Short task: Copy out all of the material exactly.

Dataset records
[start]

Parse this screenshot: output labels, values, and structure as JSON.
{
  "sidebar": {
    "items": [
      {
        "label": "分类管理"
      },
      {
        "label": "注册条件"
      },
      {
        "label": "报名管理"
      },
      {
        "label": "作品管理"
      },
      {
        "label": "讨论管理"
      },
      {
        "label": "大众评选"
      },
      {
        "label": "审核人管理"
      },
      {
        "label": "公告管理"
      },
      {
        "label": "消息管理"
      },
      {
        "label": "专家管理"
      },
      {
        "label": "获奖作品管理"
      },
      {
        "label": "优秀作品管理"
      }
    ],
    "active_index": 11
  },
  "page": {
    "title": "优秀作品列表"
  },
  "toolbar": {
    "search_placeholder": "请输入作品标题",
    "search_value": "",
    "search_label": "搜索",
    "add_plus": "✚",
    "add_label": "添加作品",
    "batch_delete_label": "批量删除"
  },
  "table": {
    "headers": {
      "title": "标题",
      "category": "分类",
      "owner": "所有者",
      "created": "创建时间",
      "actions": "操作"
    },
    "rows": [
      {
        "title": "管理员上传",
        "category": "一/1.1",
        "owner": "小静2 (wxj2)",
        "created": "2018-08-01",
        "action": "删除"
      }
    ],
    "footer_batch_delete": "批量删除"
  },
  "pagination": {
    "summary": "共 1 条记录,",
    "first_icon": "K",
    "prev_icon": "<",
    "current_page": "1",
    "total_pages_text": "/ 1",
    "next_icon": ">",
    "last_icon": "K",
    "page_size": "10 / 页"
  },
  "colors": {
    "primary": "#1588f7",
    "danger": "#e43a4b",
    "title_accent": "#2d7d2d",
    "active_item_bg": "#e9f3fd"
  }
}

[end]

Result of this task:
Parse this screenshot: output labels, values, and structure as JSON.
{
  "sidebar": {
    "items": [
      {
        "label": "分类管理"
      },
      {
        "label": "注册条件"
      },
      {
        "label": "报名管理"
      },
      {
        "label": "作品管理"
      },
      {
        "label": "讨论管理"
      },
      {
        "label": "大众评选"
      },
      {
        "label": "审核人管理"
      },
      {
        "label": "公告管理"
      },
      {
        "label": "消息管理"
      },
      {
        "label": "专家管理"
      },
      {
        "label": "获奖作品管理"
      },
      {
        "label": "优秀作品管理"
      }
    ],
    "active_index": 11
  },
  "page": {
    "title": "优秀作品列表"
  },
  "toolbar": {
    "search_placeholder": "请输入作品标题",
    "search_value": "",
    "search_label": "搜索",
    "add_plus": "✚",
    "add_label": "添加作品",
    "batch_delete_label": "批量删除"
  },
  "table": {
    "headers": {
      "title": "标题",
      "category": "分类",
      "owner": "所有者",
      "created": "创建时间",
      "actions": "操作"
    },
    "rows": [
      {
        "title": "管理员上传",
        "category": "一/1.1",
        "owner": "小静2 (wxj2)",
        "created": "2018-08-01",
        "action": "删除"
      }
    ],
    "footer_batch_delete": "批量删除"
  },
  "pagination": {
    "summary": "共 1 条记录,",
    "first_icon": "K",
    "prev_icon": "<",
    "current_page": "1",
    "total_pages_text": "/ 1",
    "next_icon": ">",
    "last_icon": "K",
    "page_size": "10 / 页"
  },
  "colors": {
    "primary": "#1588f7",
    "danger": "#e43a4b",
    "title_accent": "#2d7d2d",
    "active_item_bg": "#e9f3fd"
  }
}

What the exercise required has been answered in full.